**TASK OBJECTIVE:** In the listing below, count the lines with "Select" and report only the figure.
────────────────
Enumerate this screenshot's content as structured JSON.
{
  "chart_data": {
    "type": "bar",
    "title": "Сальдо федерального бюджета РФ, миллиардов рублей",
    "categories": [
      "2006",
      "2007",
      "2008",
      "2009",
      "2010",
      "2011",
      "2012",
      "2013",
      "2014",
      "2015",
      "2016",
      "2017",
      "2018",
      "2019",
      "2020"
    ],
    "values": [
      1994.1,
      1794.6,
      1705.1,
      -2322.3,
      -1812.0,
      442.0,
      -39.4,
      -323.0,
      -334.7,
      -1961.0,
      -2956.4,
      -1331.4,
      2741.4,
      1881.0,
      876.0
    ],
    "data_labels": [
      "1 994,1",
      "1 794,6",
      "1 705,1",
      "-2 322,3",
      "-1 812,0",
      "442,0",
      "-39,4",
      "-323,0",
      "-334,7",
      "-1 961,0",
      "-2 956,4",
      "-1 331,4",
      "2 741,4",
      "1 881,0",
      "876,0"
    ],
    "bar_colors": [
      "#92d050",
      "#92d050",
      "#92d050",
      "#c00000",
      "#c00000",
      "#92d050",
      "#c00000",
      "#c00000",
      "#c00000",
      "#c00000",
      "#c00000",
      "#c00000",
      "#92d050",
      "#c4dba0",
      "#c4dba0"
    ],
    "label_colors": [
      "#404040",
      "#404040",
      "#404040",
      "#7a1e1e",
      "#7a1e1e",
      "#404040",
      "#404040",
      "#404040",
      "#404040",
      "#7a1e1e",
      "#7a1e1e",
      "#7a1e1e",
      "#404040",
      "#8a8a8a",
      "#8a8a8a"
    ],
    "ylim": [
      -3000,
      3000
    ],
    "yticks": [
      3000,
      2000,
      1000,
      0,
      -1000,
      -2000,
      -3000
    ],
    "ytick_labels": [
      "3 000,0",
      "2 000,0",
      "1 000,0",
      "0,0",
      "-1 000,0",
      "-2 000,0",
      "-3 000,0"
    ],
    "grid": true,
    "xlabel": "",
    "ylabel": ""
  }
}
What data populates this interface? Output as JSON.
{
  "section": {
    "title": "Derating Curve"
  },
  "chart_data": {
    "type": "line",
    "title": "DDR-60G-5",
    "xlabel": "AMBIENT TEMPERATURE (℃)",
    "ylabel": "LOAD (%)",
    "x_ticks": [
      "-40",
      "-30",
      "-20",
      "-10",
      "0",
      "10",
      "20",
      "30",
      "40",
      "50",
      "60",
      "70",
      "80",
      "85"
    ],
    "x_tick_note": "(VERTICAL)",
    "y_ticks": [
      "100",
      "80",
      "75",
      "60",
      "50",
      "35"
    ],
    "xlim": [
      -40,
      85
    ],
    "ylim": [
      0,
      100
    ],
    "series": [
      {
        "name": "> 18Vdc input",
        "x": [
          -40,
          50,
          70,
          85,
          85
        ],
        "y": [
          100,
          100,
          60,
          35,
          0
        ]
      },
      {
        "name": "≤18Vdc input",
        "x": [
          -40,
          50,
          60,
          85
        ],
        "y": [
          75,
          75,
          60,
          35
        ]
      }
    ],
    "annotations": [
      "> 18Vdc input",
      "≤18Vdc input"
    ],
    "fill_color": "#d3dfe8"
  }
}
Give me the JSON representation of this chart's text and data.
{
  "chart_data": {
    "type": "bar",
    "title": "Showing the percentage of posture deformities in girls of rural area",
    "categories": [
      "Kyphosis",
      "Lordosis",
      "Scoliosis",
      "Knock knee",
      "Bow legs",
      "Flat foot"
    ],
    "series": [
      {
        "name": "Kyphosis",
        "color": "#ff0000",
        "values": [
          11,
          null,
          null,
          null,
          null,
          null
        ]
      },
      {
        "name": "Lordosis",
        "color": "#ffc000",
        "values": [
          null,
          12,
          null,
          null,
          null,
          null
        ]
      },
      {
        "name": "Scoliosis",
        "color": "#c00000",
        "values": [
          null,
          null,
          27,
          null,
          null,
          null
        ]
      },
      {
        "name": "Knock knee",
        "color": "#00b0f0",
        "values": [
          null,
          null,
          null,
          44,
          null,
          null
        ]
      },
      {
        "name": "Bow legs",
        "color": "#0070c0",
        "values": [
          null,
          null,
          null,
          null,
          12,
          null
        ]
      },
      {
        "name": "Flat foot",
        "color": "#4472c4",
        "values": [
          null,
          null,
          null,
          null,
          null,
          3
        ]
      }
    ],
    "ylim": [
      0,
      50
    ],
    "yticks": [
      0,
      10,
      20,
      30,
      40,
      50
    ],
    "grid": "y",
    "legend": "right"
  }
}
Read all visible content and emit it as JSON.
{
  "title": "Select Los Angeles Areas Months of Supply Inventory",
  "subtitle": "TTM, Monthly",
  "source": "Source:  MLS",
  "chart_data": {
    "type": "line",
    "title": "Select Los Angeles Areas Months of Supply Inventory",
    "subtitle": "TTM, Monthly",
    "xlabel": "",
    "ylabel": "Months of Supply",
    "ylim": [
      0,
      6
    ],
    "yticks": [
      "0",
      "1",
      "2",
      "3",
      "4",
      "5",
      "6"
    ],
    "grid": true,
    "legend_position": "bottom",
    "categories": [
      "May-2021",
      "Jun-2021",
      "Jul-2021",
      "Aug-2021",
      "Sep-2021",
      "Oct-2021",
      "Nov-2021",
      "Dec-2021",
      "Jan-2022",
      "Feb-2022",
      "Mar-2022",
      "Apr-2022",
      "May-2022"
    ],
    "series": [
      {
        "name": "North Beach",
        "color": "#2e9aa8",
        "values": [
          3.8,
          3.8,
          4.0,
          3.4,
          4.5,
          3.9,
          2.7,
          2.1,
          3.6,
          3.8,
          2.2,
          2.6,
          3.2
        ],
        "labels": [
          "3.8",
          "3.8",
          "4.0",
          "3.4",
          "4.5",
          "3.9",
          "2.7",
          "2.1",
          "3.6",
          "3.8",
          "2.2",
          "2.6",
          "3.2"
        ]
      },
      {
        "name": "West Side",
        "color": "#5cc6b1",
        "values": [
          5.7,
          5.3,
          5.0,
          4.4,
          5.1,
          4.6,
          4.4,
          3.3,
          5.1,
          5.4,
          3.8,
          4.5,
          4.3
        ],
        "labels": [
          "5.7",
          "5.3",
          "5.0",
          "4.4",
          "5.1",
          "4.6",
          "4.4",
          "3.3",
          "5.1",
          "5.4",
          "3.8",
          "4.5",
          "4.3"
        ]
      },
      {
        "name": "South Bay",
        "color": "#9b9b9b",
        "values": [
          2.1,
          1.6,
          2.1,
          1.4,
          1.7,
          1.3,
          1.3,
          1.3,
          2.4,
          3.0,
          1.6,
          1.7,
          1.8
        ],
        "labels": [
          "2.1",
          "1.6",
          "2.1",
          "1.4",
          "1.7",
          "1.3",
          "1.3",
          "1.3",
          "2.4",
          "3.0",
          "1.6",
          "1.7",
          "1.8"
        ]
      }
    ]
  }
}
────────────────
**RESPONSE TO THIS EXERCISE:** 2